• [Short problem]
Filter the records below down to lines containing "heading".

• [Stored records]
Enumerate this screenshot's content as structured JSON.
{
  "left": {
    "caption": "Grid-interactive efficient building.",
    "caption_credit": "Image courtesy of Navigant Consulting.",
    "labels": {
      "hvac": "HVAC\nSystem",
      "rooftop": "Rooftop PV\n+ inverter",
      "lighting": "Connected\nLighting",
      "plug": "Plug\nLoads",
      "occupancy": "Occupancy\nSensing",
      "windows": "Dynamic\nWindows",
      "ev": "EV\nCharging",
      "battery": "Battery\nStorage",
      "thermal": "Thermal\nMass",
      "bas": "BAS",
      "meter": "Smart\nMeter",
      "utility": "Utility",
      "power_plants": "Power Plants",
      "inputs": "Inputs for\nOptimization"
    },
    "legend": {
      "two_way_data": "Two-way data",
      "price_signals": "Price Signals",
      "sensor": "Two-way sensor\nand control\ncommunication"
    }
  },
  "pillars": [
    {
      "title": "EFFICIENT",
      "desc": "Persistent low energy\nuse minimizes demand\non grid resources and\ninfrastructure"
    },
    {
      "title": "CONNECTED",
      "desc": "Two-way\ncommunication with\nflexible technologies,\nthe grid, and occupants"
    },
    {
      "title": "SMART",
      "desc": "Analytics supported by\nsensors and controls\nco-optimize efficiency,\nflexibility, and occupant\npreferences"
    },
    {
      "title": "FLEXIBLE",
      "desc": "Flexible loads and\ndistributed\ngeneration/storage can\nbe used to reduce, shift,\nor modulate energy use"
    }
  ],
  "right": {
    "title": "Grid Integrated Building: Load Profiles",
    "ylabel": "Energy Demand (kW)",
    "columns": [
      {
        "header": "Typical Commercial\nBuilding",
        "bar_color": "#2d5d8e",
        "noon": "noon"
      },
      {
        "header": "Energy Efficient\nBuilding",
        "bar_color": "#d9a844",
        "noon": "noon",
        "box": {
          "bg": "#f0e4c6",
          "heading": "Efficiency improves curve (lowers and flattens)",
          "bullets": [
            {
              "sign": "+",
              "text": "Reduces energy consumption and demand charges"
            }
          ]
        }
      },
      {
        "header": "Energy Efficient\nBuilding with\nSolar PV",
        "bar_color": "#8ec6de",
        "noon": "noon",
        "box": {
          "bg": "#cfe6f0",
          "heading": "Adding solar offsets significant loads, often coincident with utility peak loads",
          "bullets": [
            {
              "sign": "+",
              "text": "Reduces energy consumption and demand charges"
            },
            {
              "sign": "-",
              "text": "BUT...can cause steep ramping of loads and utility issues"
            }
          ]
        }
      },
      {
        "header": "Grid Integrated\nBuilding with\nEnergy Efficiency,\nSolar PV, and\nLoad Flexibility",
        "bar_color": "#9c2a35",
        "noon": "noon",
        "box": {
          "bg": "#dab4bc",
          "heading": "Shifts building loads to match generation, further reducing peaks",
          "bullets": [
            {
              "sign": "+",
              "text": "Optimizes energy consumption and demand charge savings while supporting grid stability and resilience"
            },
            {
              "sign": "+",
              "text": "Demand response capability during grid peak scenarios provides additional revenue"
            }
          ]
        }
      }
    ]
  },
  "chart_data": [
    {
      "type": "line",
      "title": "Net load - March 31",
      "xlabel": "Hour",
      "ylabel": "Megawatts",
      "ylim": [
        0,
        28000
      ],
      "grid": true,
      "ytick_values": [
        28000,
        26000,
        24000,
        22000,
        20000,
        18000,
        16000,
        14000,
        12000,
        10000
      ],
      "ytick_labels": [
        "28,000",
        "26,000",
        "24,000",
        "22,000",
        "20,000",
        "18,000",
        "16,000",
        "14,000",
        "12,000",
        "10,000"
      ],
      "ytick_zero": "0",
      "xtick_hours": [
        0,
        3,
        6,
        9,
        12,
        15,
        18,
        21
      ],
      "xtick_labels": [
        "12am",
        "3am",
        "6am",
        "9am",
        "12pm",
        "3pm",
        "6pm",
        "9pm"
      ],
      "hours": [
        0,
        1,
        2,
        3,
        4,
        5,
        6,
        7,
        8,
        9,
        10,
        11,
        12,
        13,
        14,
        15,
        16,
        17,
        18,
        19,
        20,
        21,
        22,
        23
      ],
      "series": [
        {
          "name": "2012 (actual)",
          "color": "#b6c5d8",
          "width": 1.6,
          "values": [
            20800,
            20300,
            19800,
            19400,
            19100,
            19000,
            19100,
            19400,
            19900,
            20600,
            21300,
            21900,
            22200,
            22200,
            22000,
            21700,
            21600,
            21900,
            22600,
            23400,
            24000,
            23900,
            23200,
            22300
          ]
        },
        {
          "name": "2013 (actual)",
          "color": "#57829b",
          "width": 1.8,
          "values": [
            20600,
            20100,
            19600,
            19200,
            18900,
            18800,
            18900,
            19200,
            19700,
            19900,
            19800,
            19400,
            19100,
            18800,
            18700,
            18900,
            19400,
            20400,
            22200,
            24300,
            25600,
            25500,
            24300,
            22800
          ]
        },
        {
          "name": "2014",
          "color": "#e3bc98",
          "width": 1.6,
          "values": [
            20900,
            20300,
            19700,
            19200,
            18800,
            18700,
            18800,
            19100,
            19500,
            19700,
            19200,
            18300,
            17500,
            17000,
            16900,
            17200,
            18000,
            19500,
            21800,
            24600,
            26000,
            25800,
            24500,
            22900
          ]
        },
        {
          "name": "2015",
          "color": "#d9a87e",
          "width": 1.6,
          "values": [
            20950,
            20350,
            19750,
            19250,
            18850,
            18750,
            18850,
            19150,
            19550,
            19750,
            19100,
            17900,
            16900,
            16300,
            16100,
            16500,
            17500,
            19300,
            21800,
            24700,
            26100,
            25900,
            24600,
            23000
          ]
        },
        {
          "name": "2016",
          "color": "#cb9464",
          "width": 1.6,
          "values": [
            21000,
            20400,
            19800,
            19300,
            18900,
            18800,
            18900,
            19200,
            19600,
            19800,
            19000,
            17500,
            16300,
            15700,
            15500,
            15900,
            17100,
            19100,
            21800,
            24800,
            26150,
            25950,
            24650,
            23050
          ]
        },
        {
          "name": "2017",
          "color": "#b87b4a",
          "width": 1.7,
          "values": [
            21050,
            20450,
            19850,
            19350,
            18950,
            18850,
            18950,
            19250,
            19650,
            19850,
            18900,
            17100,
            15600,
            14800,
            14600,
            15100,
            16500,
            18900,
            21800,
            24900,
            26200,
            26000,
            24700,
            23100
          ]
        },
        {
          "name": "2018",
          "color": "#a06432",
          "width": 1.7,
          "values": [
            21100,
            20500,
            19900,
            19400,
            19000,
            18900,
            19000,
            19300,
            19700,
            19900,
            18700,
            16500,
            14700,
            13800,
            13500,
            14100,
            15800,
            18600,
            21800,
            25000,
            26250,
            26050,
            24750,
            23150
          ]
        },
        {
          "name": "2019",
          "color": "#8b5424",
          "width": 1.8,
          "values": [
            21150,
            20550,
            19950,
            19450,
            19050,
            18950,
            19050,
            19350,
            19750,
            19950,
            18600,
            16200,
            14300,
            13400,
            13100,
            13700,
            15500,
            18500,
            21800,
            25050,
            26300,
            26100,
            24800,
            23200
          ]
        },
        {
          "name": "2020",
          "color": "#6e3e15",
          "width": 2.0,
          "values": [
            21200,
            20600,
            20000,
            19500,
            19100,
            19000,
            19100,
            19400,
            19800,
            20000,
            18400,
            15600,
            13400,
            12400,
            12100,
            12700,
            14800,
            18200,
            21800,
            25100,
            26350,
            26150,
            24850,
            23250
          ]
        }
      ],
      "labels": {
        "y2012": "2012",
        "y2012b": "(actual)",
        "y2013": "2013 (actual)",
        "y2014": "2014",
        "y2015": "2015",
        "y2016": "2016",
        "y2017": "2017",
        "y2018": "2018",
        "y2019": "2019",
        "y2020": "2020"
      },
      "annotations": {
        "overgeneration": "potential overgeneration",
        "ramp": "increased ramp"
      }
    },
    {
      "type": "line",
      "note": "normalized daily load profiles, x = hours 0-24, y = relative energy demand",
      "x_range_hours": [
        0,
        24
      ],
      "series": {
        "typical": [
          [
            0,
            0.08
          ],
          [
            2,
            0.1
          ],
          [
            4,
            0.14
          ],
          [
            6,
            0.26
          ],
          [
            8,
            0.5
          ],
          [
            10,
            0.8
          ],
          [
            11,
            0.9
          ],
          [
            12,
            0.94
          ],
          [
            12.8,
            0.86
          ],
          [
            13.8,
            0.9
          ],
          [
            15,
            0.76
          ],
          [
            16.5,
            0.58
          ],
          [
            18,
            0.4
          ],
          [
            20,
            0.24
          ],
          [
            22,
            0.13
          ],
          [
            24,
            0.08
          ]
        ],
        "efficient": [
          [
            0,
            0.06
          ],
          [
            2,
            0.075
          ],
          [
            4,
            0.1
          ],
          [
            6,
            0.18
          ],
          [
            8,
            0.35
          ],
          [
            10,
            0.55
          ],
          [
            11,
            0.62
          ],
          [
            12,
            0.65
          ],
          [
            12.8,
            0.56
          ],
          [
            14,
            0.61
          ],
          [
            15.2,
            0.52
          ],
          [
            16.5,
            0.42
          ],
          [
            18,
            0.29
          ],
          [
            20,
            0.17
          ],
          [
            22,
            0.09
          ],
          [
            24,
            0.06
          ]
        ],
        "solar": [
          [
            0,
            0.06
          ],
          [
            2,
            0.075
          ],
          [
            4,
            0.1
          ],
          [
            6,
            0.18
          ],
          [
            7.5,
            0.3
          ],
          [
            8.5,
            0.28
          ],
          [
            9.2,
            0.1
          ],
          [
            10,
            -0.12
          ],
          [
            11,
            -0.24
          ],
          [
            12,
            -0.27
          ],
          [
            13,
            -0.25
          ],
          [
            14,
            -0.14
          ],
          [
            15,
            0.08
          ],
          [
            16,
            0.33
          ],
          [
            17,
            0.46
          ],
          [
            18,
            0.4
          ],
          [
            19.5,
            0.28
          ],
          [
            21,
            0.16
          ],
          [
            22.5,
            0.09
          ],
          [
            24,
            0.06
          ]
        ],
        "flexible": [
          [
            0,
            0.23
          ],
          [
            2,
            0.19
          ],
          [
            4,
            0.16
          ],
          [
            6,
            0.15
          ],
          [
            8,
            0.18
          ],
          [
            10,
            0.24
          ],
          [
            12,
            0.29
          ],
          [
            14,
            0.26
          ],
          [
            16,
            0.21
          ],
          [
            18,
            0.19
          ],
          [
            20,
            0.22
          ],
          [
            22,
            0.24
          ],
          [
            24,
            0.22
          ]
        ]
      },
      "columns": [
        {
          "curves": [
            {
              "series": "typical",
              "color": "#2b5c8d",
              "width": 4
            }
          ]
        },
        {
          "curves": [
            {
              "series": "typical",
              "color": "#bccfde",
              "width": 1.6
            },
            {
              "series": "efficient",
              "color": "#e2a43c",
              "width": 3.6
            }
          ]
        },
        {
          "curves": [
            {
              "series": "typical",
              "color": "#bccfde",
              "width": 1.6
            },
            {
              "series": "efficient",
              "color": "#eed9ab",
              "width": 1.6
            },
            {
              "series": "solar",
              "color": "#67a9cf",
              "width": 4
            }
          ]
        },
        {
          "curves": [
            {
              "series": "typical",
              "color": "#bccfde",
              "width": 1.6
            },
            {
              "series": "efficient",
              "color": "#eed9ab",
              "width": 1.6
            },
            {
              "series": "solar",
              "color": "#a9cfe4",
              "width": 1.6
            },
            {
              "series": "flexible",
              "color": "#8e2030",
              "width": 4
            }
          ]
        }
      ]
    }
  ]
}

• [Written solution]
          "heading": "Efficiency improves curve (lowers and flattens)",
          "heading": "Adding solar offsets significant loads, often coincident with utility peak loads",
          "heading": "Shifts building loads to match generation, further reducing peaks",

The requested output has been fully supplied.